--- begin ---
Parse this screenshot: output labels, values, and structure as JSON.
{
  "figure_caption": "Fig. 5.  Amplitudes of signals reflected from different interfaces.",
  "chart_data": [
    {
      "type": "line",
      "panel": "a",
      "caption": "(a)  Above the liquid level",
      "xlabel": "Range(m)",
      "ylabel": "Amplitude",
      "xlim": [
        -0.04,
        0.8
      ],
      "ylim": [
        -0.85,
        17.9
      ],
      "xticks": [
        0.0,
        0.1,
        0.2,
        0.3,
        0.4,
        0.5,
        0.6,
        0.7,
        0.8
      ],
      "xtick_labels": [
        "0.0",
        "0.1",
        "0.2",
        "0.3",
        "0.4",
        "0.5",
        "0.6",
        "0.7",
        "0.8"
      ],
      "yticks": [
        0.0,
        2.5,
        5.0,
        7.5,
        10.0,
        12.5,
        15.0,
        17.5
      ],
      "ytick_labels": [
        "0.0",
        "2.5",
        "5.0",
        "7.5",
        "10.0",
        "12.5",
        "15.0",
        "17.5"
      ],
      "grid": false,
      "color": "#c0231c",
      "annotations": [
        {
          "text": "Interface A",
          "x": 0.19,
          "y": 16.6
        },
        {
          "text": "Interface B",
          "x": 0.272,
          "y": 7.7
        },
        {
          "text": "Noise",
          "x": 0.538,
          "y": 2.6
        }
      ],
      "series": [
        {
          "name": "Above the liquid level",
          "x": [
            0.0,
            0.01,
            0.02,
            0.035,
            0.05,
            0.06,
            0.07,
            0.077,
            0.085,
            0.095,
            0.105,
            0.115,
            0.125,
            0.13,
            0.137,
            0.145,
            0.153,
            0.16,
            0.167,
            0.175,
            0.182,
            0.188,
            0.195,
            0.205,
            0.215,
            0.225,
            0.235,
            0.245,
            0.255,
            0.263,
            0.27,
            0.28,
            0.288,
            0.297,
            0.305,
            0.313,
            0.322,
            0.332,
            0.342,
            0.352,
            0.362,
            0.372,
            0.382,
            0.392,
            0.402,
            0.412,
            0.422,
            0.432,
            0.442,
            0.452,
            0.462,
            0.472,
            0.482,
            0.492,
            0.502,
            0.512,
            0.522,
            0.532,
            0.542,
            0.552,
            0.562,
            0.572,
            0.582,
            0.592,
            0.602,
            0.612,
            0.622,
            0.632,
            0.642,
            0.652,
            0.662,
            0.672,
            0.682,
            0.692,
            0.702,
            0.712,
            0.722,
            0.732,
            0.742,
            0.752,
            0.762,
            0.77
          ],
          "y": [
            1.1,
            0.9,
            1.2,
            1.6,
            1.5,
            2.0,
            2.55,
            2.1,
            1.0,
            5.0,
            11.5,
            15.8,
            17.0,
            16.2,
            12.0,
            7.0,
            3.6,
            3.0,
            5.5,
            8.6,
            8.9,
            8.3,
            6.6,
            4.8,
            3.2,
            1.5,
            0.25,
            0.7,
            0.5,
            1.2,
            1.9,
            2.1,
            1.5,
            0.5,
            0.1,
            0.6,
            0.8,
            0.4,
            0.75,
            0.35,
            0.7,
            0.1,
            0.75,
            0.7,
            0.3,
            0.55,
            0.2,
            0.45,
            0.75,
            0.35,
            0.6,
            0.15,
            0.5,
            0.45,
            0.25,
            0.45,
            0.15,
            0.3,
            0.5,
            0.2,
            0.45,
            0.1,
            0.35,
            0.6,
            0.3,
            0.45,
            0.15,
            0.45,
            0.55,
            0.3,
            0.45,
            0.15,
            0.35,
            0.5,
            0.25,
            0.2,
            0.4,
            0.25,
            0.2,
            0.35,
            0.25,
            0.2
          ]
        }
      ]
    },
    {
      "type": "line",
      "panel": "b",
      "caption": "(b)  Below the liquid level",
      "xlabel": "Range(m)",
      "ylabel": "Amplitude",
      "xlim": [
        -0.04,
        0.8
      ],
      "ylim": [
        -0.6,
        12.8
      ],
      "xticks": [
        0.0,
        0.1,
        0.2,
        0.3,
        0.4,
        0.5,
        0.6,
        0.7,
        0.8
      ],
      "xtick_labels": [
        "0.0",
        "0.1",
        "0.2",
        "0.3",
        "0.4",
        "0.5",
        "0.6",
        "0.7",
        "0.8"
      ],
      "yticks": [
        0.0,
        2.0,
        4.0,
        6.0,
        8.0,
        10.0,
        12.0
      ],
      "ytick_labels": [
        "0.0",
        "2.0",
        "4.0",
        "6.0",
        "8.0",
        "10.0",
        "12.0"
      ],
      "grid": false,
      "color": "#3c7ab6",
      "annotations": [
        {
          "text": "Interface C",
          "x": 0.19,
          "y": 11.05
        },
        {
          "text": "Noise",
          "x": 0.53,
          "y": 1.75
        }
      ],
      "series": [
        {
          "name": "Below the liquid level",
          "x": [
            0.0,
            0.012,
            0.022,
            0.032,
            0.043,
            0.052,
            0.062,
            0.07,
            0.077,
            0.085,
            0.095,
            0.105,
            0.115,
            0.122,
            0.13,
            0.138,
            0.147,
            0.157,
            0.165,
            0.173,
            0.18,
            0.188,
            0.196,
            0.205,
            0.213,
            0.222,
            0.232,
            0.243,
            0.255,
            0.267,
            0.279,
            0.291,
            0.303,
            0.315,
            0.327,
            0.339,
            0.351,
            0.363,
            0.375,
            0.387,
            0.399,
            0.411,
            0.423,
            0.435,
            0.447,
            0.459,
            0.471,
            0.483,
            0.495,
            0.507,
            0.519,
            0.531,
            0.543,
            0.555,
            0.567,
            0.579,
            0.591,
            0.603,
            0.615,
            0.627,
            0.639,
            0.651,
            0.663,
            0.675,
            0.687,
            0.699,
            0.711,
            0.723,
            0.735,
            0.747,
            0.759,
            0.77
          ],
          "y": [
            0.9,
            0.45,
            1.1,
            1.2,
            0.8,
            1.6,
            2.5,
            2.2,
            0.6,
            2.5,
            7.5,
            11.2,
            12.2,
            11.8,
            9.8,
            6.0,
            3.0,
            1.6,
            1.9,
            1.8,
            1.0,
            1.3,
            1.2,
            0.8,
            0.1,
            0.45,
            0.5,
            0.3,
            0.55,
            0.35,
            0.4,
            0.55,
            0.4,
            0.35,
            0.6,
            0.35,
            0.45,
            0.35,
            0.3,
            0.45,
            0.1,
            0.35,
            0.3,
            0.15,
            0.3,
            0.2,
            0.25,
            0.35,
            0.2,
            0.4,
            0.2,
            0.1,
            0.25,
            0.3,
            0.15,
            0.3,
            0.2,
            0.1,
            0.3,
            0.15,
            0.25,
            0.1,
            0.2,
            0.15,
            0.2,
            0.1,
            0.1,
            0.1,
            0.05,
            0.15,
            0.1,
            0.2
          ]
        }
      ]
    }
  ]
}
--- end ---
PROMPT:
Gather each line from the listing above that holds "liquid".

TASK RESULT:
      "caption": "(a)  Above the liquid level",
          "name": "Above the liquid level",
      "caption": "(b)  Below the liquid level",
          "name": "Below the liquid level",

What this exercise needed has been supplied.